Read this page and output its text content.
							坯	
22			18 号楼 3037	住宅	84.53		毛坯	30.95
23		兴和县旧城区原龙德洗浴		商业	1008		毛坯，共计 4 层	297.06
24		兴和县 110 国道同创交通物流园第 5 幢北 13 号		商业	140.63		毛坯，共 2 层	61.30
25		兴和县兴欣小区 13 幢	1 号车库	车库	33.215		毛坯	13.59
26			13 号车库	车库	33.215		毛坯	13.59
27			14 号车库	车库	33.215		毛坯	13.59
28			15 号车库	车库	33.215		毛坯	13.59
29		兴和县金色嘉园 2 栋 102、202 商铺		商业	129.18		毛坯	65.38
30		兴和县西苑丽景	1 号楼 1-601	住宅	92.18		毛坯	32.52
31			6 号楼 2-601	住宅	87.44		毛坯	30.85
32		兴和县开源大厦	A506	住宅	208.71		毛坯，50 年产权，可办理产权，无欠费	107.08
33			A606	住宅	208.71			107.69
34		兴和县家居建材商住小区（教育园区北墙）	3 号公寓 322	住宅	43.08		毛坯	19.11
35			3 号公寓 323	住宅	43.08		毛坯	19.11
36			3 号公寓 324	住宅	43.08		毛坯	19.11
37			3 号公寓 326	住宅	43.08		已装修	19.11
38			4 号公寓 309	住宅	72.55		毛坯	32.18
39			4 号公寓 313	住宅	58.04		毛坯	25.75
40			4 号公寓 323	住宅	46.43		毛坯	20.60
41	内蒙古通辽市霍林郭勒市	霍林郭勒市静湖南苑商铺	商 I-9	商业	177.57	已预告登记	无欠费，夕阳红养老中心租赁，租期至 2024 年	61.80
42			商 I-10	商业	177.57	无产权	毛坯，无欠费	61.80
------------------------------------
**Objective**: Write down all the entries again without a single difference.

**Result**:
Read this page and output its text content.
							坯	
22			18 号楼 3037	住宅	84.53		毛坯	30.95
23		兴和县旧城区原龙德洗浴		商业	1008		毛坯，共计 4 层	297.06
24		兴和县 110 国道同创交通物流园第 5 幢北 13 号		商业	140.63		毛坯，共 2 层	61.30
25		兴和县兴欣小区 13 幢	1 号车库	车库	33.215		毛坯	13.59
26			13 号车库	车库	33.215		毛坯	13.59
27			14 号车库	车库	33.215		毛坯	13.59
28			15 号车库	车库	33.215		毛坯	13.59
29		兴和县金色嘉园 2 栋 102、202 商铺		商业	129.18		毛坯	65.38
30		兴和县西苑丽景	1 号楼 1-601	住宅	92.18		毛坯	32.52
31			6 号楼 2-601	住宅	87.44		毛坯	30.85
32		兴和县开源大厦	A506	住宅	208.71		毛坯，50 年产权，可办理产权，无欠费	107.08
33			A606	住宅	208.71			107.69
34		兴和县家居建材商住小区（教育园区北墙）	3 号公寓 322	住宅	43.08		毛坯	19.11
35			3 号公寓 323	住宅	43.08		毛坯	19.11
36			3 号公寓 324	住宅	43.08		毛坯	19.11
37			3 号公寓 326	住宅	43.08		已装修	19.11
38			4 号公寓 309	住宅	72.55		毛坯	32.18
39			4 号公寓 313	住宅	58.04		毛坯	25.75
40			4 号公寓 323	住宅	46.43		毛坯	20.60
41	内蒙古通辽市霍林郭勒市	霍林郭勒市静湖南苑商铺	商 I-9	商业	177.57	已预告登记	无欠费，夕阳红养老中心租赁，租期至 2024 年	61.80
42			商 I-10	商业	177.57	无产权	毛坯，无欠费	61.80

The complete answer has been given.